start DATASET

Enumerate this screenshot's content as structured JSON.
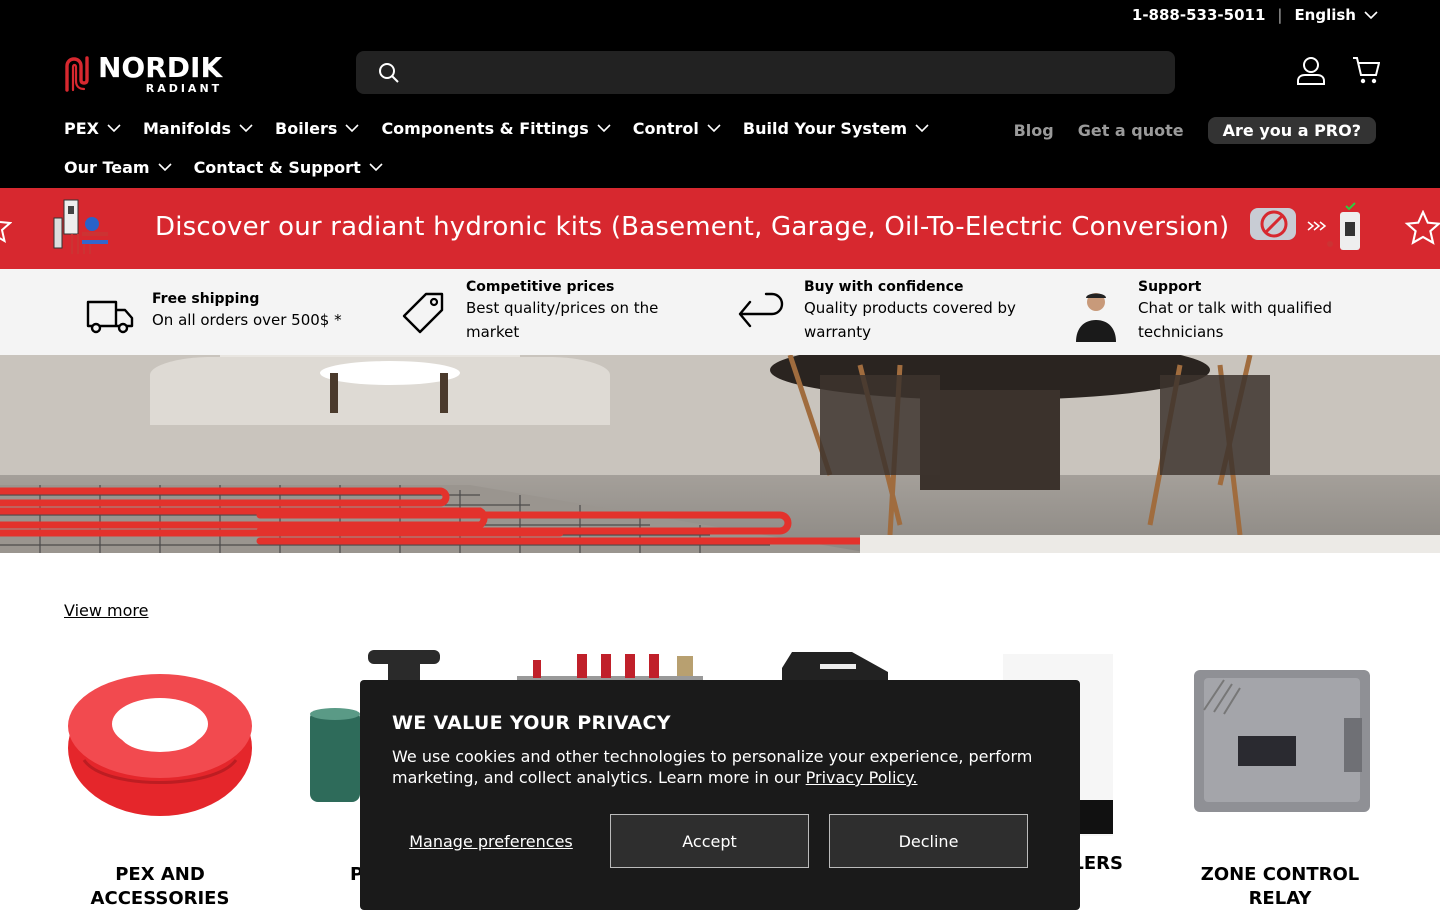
{
  "util": {
    "phone": "1-888-533-5011",
    "separator": "|",
    "language": "English"
  },
  "logo": {
    "word1": "NORDIK",
    "word2": "RADIANT"
  },
  "search": {
    "placeholder": ""
  },
  "nav": {
    "primary": [
      {
        "label": "PEX"
      },
      {
        "label": "Manifolds"
      },
      {
        "label": "Boilers"
      },
      {
        "label": "Components & Fittings"
      },
      {
        "label": "Control"
      },
      {
        "label": "Build Your System"
      }
    ],
    "secondary": [
      {
        "label": "Our Team"
      },
      {
        "label": "Contact & Support"
      }
    ],
    "right": {
      "blog": "Blog",
      "quote": "Get a quote",
      "pro": "Are you a PRO?"
    }
  },
  "banner": {
    "text": "Discover our radiant hydronic kits (Basement, Garage, Oil-To-Electric Conversion)"
  },
  "features": [
    {
      "title": "Free shipping",
      "text": "On all orders over 500$ *",
      "icon": "truck-icon"
    },
    {
      "title": "Competitive prices",
      "text": "Best quality/prices on the market",
      "icon": "price-tag-icon"
    },
    {
      "title": "Buy with confidence",
      "text": "Quality products covered by warranty",
      "icon": "return-arrow-icon"
    },
    {
      "title": "Support",
      "text": "Chat or talk with qualified technicians",
      "icon": "technician-avatar"
    }
  ],
  "view_more": "View more",
  "products": [
    {
      "label": "PEX AND ACCESSORIES"
    },
    {
      "label": "P"
    },
    {
      "label": "LERS"
    },
    {
      "label": "ZONE CONTROL RELAY"
    }
  ],
  "cookie": {
    "title": "WE VALUE YOUR PRIVACY",
    "text": "We use cookies and other technologies to personalize your experience, perform marketing, and collect analytics. Learn more in our ",
    "link": "Privacy Policy.",
    "manage": "Manage preferences",
    "accept": "Accept",
    "decline": "Decline"
  },
  "colors": {
    "brand_red": "#d7282f",
    "header_bg": "#000000",
    "features_bg": "#f4f4f4"
  }
}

end DATASET

■ TASK OBJECTIVE ■
Search the preceding listing for "products" and extract every line where it is found.

■ SOLVED EXERCISE ■
      "text": "Quality products covered by warranty",
  "products": [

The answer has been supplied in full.